--- Begin Information given ---

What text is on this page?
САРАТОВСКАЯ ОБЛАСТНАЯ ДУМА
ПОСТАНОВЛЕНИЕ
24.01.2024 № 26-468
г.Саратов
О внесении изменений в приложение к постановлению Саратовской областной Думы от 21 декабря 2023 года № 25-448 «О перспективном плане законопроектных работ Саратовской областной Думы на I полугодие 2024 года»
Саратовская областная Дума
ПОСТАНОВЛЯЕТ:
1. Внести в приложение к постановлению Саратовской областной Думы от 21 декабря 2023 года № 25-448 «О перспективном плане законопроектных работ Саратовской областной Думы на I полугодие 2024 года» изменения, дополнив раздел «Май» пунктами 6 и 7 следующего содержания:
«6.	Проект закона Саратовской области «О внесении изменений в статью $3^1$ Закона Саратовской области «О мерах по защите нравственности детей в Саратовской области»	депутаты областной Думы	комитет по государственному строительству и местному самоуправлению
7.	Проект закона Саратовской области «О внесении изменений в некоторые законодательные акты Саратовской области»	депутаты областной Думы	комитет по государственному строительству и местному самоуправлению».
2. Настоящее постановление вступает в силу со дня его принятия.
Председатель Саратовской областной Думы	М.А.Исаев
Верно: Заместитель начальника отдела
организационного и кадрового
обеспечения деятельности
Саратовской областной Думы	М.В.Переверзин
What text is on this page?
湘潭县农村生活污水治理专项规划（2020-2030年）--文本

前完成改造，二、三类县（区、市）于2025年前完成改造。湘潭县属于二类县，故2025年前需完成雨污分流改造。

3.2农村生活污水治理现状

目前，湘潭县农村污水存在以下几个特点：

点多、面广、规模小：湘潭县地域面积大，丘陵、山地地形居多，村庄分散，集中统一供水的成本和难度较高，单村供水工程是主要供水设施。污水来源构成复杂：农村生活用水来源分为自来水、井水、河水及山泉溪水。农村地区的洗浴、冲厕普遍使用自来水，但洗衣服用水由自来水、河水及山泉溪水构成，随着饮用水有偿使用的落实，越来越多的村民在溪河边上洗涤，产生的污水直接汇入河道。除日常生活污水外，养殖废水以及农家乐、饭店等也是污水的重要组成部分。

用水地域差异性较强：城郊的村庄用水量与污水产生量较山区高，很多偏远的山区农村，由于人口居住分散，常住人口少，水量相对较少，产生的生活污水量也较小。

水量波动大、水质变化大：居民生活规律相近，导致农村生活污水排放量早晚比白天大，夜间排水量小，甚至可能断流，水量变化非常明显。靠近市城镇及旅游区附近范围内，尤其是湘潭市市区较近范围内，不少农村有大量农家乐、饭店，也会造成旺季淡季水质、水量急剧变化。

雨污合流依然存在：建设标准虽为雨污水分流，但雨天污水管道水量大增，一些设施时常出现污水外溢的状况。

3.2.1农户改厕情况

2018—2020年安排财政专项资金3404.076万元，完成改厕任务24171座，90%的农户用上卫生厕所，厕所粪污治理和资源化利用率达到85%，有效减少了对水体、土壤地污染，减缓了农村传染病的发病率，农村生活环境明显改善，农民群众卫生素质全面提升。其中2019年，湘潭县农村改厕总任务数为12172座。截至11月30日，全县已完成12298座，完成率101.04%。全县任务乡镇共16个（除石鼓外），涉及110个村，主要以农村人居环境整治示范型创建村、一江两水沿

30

--- End Information given ---

Problem details: Give the records above again, word for word.

Solution below:
What text is on this page?
САРАТОВСКАЯ ОБЛАСТНАЯ ДУМА
ПОСТАНОВЛЕНИЕ
24.01.2024 № 26-468
г.Саратов
О внесении изменений в приложение к постановлению Саратовской областной Думы от 21 декабря 2023 года № 25-448 «О перспективном плане законопроектных работ Саратовской областной Думы на I полугодие 2024 года»
Саратовская областная Дума
ПОСТАНОВЛЯЕТ:
1. Внести в приложение к постановлению Саратовской областной Думы от 21 декабря 2023 года № 25-448 «О перспективном плане законопроектных работ Саратовской областной Думы на I полугодие 2024 года» изменения, дополнив раздел «Май» пунктами 6 и 7 следующего содержания:
«6.	Проект закона Саратовской области «О внесении изменений в статью $3^1$ Закона Саратовской области «О мерах по защите нравственности детей в Саратовской области»	депутаты областной Думы	комитет по государственному строительству и местному самоуправлению
7.	Проект закона Саратовской области «О внесении изменений в некоторые законодательные акты Саратовской области»	депутаты областной Думы	комитет по государственному строительству и местному самоуправлению».
2. Настоящее постановление вступает в силу со дня его принятия.
Председатель Саратовской областной Думы	М.А.Исаев
Верно: Заместитель начальника отдела
организационного и кадрового
обеспечения деятельности
Саратовской областной Думы	М.В.Переверзин
What text is on this page?
湘潭县农村生活污水治理专项规划（2020-2030年）--文本

前完成改造，二、三类县（区、市）于2025年前完成改造。湘潭县属于二类县，故2025年前需完成雨污分流改造。

3.2农村生活污水治理现状

目前，湘潭县农村污水存在以下几个特点：

点多、面广、规模小：湘潭县地域面积大，丘陵、山地地形居多，村庄分散，集中统一供水的成本和难度较高，单村供水工程是主要供水设施。污水来源构成复杂：农村生活用水来源分为自来水、井水、河水及山泉溪水。农村地区的洗浴、冲厕普遍使用自来水，但洗衣服用水由自来水、河水及山泉溪水构成，随着饮用水有偿使用的落实，越来越多的村民在溪河边上洗涤，产生的污水直接汇入河道。除日常生活污水外，养殖废水以及农家乐、饭店等也是污水的重要组成部分。

用水地域差异性较强：城郊的村庄用水量与污水产生量较山区高，很多偏远的山区农村，由于人口居住分散，常住人口少，水量相对较少，产生的生活污水量也较小。

水量波动大、水质变化大：居民生活规律相近，导致农村生活污水排放量早晚比白天大，夜间排水量小，甚至可能断流，水量变化非常明显。靠近市城镇及旅游区附近范围内，尤其是湘潭市市区较近范围内，不少农村有大量农家乐、饭店，也会造成旺季淡季水质、水量急剧变化。

雨污合流依然存在：建设标准虽为雨污水分流，但雨天污水管道水量大增，一些设施时常出现污水外溢的状况。

3.2.1农户改厕情况

2018—2020年安排财政专项资金3404.076万元，完成改厕任务24171座，90%的农户用上卫生厕所，厕所粪污治理和资源化利用率达到85%，有效减少了对水体、土壤地污染，减缓了农村传染病的发病率，农村生活环境明显改善，农民群众卫生素质全面提升。其中2019年，湘潭县农村改厕总任务数为12172座。截至11月30日，全县已完成12298座，完成率101.04%。全县任务乡镇共16个（除石鼓外），涉及110个村，主要以农村人居环境整治示范型创建村、一江两水沿

30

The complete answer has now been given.